**What is needed:**
Copy all of the material word for word, except for the pictures.

--- BEGIN Data section ---

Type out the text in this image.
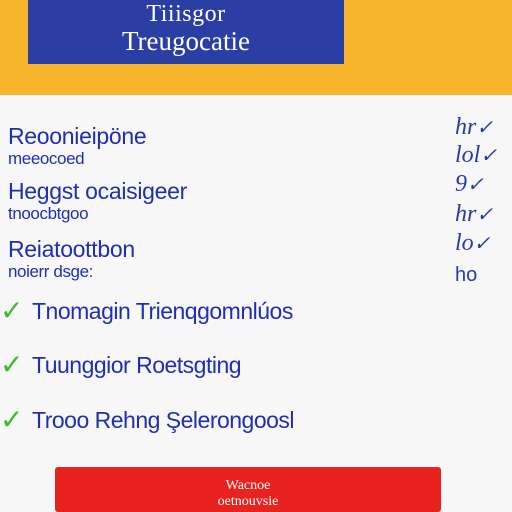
Tiiisgor
Treugocatie
Reoonieipöne
meeocoed
Heggst ocaisigeer
tnoocbtgoo
Reiatoottbon
noierr dsge:
hr✓
lol✓
9✓
hr✓
lo✓
ho
✓ Tnomagin Trienqgomnlúos
✓ Tuunggior Roetsgting
✓ Trooo Rehng Şelerongoosl
Wacnoe
oetnouvsie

--- END Data section ---

**Full solution:**
Type out the text in this image.
Tiiisgor
Treugocatie
Reoonieipöne
meeocoed
Heggst ocaisigeer
tnoocbtgoo
Reiatoottbon
noierr dsge:
hr✓
lol✓
9✓
hr✓
lo✓
ho
✓ Tnomagin Trienqgomnlúos
✓ Tuunggior Roetsgting
✓ Trooo Rehng Şelerongoosl
Wacnoe
oetnouvsie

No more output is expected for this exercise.